══ Data entries ══

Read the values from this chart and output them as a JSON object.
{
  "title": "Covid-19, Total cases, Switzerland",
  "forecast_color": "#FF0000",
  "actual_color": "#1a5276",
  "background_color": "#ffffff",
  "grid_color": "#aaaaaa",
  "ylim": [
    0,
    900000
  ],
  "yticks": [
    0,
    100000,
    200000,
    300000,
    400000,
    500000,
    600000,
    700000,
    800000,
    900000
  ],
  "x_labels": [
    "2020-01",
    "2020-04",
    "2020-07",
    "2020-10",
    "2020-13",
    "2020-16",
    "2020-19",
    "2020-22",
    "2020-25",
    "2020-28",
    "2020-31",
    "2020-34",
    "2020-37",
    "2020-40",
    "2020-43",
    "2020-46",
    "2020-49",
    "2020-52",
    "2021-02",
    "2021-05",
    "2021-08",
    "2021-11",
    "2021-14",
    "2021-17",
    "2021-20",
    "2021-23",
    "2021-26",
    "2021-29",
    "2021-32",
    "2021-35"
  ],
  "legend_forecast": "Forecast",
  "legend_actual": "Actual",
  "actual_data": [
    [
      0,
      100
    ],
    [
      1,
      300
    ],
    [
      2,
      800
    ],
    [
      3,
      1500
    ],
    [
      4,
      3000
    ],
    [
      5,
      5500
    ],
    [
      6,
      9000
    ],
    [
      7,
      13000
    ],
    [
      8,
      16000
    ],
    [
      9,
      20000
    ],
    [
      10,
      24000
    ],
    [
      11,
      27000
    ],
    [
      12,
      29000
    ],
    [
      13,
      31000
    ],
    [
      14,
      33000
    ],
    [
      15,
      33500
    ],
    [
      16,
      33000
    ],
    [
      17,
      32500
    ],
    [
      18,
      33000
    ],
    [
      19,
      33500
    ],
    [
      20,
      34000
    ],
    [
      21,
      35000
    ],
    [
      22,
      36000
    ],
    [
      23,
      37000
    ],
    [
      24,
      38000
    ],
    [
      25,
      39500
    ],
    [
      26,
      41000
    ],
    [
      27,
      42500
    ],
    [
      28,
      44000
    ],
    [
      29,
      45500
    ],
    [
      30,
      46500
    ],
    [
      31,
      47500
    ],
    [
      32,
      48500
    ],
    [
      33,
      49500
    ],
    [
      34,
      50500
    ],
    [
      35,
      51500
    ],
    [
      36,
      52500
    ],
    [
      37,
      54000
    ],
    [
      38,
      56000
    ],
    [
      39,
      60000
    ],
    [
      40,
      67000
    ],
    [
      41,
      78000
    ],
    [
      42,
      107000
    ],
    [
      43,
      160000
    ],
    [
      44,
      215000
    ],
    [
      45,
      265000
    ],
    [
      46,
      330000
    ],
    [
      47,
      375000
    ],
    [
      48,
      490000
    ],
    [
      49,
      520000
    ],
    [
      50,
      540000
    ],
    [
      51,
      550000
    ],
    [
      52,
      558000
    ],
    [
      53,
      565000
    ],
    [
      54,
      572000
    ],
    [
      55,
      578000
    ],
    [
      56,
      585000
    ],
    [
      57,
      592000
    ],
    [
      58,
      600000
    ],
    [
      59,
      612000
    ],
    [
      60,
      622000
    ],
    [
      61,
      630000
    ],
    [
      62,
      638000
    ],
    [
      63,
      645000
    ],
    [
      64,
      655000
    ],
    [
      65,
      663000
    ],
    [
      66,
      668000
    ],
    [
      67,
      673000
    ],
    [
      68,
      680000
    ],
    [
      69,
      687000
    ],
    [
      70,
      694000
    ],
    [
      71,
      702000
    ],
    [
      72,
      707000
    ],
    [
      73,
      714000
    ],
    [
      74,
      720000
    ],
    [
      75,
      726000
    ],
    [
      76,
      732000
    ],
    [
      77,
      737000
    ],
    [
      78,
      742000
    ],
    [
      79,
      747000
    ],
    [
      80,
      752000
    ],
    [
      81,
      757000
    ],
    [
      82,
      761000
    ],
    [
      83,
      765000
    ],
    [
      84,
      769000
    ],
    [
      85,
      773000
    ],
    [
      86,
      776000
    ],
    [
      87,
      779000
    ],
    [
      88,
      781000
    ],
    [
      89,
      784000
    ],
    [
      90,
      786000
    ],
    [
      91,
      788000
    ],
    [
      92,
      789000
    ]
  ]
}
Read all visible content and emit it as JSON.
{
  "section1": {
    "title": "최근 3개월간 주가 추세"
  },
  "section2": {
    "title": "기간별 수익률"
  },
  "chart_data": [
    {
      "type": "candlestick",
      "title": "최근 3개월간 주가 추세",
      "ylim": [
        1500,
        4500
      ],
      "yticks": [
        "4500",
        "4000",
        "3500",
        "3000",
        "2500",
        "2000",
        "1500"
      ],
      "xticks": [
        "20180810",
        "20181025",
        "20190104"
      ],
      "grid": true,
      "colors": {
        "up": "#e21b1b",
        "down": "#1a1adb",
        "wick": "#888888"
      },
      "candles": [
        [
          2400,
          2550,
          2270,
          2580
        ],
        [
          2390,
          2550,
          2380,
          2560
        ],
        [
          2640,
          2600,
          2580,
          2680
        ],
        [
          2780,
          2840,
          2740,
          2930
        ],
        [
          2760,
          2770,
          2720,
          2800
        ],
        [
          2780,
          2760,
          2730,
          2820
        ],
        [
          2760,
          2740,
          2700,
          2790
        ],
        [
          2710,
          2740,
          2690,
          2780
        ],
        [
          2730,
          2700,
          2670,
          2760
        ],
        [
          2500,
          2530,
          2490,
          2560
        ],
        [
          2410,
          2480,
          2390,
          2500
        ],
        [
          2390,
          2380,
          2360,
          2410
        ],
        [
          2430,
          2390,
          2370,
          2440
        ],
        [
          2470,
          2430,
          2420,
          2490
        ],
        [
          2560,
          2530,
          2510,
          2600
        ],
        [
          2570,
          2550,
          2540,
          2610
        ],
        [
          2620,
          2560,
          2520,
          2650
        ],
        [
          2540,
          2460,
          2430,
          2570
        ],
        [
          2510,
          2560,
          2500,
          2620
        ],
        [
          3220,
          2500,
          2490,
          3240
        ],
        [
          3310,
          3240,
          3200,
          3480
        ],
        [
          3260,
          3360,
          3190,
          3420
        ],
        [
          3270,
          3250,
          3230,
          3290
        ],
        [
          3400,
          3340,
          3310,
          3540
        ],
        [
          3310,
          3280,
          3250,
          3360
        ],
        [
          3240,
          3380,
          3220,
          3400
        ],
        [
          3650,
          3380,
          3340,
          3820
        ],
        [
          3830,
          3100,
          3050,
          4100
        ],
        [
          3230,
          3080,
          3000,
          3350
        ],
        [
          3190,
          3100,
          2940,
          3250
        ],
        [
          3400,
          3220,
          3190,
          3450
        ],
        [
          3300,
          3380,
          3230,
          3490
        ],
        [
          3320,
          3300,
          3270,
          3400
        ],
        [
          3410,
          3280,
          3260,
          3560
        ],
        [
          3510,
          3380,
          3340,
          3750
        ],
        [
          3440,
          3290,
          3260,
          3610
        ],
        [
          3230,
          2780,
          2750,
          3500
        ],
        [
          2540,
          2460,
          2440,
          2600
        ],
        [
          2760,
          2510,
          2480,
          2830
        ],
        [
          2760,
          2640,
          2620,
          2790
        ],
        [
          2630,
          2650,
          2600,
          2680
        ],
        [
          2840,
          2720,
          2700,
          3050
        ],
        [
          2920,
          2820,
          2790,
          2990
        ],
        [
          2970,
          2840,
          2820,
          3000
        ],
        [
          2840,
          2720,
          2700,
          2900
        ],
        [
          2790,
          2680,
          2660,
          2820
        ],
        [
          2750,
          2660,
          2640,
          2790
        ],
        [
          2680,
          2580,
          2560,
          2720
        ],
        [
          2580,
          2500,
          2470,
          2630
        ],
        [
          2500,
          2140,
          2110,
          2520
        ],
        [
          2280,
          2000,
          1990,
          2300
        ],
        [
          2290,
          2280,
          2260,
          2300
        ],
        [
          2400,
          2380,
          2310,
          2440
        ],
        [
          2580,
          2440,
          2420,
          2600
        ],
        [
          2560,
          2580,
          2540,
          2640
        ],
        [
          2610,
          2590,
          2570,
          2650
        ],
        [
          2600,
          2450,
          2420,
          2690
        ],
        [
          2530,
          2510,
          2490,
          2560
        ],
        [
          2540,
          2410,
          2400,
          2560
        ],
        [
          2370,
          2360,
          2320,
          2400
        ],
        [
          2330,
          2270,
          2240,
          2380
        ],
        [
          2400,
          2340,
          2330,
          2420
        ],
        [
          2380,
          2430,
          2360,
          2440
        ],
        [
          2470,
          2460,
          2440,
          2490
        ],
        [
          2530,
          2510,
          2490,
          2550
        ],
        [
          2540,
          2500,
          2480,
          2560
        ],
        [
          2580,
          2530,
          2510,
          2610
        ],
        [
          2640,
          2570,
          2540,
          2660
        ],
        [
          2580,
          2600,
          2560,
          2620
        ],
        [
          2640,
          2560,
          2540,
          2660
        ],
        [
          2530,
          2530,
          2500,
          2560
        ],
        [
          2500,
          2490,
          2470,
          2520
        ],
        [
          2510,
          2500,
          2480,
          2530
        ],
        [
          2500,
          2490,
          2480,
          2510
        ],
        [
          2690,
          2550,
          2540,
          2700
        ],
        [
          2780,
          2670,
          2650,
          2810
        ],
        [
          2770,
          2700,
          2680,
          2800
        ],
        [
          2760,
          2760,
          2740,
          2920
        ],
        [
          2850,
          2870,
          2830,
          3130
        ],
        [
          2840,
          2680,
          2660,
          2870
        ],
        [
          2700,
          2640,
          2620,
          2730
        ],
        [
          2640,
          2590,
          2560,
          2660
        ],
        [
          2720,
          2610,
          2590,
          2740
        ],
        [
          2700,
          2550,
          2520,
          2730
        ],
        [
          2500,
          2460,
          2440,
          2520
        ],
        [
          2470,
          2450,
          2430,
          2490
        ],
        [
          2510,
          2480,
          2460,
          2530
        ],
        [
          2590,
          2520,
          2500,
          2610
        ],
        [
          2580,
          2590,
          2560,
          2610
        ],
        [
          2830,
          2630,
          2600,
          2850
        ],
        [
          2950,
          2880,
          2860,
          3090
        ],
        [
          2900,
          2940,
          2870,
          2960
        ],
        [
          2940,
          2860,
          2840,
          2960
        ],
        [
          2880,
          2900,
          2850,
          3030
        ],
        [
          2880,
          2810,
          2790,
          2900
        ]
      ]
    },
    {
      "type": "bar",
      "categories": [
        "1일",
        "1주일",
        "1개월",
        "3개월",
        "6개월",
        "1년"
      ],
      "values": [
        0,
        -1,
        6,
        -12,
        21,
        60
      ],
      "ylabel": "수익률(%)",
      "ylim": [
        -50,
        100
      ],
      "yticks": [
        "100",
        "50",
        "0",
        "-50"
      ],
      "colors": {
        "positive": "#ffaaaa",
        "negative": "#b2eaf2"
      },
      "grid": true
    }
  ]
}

═══

* _Your task_:
Only the number is wanted: how many lines in the preceding entries hold the string "values"?

* _Worked solution_:
2